- Data for processing:
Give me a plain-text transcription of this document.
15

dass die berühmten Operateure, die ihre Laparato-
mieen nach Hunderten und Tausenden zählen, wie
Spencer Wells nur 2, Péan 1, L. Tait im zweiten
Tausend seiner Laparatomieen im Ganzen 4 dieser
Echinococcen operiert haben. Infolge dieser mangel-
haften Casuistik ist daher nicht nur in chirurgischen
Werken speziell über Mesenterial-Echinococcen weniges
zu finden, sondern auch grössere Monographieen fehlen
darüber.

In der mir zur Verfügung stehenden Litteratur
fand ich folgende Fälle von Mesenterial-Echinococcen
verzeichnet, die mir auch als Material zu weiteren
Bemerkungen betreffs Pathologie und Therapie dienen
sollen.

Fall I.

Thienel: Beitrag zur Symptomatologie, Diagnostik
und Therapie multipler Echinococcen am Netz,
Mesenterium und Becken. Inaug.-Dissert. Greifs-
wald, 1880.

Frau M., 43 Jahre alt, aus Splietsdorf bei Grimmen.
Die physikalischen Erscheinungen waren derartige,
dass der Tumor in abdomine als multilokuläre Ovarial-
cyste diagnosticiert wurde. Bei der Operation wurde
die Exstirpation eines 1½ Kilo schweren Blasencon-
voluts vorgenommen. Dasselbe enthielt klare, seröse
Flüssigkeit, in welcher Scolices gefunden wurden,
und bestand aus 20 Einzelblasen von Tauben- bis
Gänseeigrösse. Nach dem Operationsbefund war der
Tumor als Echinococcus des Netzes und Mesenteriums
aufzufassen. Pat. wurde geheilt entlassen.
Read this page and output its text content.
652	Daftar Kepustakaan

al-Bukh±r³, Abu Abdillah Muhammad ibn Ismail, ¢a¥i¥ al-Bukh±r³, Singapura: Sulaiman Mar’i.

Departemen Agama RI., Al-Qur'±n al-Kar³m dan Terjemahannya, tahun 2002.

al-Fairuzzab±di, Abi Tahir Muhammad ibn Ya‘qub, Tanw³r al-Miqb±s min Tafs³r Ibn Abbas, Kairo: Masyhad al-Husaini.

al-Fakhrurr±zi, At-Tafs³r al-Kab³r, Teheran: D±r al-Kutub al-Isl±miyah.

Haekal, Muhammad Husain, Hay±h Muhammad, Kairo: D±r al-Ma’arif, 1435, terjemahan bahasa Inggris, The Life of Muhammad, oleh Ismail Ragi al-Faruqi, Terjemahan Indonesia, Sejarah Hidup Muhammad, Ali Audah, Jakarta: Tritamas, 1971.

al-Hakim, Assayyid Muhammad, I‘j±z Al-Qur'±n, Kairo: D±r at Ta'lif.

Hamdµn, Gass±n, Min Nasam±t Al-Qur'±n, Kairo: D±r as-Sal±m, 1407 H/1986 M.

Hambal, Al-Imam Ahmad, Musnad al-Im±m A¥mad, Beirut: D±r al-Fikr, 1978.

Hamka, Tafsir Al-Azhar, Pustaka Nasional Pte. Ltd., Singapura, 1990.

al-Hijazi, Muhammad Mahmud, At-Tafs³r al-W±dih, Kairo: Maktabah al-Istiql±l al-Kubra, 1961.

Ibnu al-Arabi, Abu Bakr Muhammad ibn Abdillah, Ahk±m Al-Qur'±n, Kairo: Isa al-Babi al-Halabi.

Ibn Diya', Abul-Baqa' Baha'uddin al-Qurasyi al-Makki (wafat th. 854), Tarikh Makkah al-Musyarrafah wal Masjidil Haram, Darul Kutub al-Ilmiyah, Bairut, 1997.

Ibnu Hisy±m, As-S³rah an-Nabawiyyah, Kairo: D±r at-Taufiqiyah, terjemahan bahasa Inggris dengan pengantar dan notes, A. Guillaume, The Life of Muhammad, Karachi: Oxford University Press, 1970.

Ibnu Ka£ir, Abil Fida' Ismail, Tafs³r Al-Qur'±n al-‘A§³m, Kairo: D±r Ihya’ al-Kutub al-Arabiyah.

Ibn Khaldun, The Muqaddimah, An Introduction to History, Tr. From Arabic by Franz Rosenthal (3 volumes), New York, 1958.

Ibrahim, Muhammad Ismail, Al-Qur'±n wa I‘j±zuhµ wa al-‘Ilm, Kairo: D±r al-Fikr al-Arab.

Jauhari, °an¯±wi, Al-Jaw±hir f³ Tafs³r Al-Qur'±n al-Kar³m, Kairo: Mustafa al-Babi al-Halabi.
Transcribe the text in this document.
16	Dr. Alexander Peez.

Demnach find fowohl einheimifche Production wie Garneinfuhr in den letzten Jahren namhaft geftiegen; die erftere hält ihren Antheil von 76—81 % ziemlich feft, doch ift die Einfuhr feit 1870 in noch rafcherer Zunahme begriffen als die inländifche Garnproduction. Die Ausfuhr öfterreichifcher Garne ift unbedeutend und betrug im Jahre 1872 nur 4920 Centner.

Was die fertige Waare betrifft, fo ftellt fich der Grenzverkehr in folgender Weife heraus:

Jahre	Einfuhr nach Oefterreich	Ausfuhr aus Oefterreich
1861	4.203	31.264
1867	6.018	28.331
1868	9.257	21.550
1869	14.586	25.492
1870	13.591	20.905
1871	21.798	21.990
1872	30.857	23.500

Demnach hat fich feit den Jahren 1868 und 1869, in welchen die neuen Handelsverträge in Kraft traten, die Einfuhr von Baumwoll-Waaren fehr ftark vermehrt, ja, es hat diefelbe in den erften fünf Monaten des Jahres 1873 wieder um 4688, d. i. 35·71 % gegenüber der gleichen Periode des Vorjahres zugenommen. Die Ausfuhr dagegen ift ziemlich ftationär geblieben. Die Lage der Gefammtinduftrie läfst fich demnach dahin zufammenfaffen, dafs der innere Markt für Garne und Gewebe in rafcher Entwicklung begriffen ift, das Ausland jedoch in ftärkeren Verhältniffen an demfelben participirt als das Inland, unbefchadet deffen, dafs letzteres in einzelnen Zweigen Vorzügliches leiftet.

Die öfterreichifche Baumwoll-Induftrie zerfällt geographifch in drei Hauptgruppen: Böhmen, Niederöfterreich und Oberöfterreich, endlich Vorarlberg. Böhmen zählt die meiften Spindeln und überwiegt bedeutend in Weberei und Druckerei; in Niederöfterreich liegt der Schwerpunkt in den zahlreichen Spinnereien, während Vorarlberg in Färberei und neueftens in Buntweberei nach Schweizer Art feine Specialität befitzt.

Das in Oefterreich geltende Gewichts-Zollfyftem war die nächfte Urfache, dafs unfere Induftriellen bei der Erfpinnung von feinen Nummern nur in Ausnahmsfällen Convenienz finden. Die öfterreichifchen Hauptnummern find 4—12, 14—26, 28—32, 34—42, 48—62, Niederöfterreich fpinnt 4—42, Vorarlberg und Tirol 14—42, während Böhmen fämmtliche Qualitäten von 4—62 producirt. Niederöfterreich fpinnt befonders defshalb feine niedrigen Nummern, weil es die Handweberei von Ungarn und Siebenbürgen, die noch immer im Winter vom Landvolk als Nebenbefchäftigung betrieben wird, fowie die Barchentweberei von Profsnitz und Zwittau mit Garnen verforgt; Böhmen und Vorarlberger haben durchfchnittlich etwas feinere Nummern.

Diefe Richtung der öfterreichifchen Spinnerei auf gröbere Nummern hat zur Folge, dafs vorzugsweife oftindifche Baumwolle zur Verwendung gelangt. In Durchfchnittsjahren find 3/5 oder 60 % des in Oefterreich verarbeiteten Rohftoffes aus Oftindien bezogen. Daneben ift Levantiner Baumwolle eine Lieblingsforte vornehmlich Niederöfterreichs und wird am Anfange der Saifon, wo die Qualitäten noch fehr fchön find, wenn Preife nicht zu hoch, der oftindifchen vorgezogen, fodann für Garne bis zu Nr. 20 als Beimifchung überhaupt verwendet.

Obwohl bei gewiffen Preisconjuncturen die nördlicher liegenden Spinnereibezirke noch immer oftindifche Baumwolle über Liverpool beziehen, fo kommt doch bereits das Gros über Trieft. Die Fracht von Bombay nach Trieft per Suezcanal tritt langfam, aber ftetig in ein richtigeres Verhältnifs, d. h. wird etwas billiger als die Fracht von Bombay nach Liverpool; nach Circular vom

- What the task requires: Give only the number of lines in the material above that include the word "Einfuhr".

- Written answer: 3